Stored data
--------------------------------

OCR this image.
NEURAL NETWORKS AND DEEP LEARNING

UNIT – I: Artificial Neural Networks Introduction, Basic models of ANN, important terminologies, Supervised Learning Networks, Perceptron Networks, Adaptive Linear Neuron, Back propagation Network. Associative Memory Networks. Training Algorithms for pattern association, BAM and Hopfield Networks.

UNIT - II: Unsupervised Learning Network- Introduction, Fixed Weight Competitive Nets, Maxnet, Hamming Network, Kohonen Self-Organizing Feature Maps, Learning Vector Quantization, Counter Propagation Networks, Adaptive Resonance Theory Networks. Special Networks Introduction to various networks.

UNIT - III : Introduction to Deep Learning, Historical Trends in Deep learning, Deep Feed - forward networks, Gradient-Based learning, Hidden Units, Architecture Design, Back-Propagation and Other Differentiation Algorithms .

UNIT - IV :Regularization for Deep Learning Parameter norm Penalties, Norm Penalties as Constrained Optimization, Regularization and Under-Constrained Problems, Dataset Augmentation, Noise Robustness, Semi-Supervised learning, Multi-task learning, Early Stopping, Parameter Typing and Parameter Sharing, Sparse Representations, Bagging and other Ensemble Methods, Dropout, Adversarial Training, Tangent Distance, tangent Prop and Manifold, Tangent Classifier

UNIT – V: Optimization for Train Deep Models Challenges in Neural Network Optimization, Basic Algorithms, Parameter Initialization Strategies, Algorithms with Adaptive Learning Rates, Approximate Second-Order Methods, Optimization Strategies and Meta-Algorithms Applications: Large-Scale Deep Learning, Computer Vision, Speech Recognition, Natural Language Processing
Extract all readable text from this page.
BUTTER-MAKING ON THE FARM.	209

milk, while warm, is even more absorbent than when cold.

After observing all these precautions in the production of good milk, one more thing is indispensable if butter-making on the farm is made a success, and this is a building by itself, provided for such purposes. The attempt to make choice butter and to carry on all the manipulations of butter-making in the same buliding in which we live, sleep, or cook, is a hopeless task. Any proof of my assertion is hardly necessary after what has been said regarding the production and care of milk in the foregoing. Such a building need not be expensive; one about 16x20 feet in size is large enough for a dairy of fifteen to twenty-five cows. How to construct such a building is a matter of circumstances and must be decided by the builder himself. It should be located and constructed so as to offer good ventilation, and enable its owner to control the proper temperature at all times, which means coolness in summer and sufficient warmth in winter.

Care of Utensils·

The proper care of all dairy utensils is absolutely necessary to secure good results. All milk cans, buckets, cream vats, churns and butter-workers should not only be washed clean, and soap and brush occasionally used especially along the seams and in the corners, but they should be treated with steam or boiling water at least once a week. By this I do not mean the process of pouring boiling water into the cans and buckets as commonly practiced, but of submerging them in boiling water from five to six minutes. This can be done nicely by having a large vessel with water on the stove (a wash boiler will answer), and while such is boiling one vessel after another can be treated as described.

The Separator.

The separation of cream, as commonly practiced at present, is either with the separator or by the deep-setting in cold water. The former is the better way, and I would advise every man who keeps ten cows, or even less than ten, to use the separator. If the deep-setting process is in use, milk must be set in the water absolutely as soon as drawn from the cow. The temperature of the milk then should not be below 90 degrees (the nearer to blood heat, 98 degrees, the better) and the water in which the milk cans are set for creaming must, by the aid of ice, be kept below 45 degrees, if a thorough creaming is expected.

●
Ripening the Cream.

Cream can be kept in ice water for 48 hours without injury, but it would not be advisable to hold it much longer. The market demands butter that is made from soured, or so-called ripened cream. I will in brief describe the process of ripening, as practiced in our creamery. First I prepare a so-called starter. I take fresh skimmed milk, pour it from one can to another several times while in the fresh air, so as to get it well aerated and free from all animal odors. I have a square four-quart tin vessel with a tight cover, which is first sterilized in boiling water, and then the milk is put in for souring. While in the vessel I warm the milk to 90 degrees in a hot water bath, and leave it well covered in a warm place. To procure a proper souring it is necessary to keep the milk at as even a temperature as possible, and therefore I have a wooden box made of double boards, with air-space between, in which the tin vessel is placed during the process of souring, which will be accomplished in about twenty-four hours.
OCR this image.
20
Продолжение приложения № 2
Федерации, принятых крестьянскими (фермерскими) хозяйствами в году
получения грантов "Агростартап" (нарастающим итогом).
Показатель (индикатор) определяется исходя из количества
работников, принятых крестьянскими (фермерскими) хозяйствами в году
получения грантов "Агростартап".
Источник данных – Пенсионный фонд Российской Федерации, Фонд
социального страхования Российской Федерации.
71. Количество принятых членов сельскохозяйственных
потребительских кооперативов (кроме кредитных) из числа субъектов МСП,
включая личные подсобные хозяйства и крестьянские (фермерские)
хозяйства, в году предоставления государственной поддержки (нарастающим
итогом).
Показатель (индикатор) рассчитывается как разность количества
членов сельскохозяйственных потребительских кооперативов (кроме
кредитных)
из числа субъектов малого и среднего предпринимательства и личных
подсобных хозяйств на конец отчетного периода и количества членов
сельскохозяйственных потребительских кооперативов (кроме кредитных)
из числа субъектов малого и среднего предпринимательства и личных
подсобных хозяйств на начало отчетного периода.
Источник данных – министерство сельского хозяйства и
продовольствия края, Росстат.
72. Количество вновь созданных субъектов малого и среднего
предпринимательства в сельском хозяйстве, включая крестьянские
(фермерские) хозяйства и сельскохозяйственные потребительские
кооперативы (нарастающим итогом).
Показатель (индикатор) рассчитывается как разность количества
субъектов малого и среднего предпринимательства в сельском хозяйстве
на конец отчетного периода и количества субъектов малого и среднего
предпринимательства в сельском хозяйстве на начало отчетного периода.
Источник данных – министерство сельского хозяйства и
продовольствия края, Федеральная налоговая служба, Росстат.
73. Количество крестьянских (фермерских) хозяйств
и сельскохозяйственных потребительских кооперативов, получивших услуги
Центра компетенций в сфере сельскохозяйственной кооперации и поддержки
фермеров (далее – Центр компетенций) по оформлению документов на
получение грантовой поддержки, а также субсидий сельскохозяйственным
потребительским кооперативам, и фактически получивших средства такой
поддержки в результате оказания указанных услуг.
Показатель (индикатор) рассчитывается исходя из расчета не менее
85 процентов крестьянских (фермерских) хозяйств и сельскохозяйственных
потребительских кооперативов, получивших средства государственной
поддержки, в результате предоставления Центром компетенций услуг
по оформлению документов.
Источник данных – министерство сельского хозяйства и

--------------------------------

DIRECTION >>
From the listing above, return each line with the word "Росстат".

WRITTEN RESPONSE >>
продовольствия края, Росстат.
продовольствия края, Федеральная налоговая служба, Росстат.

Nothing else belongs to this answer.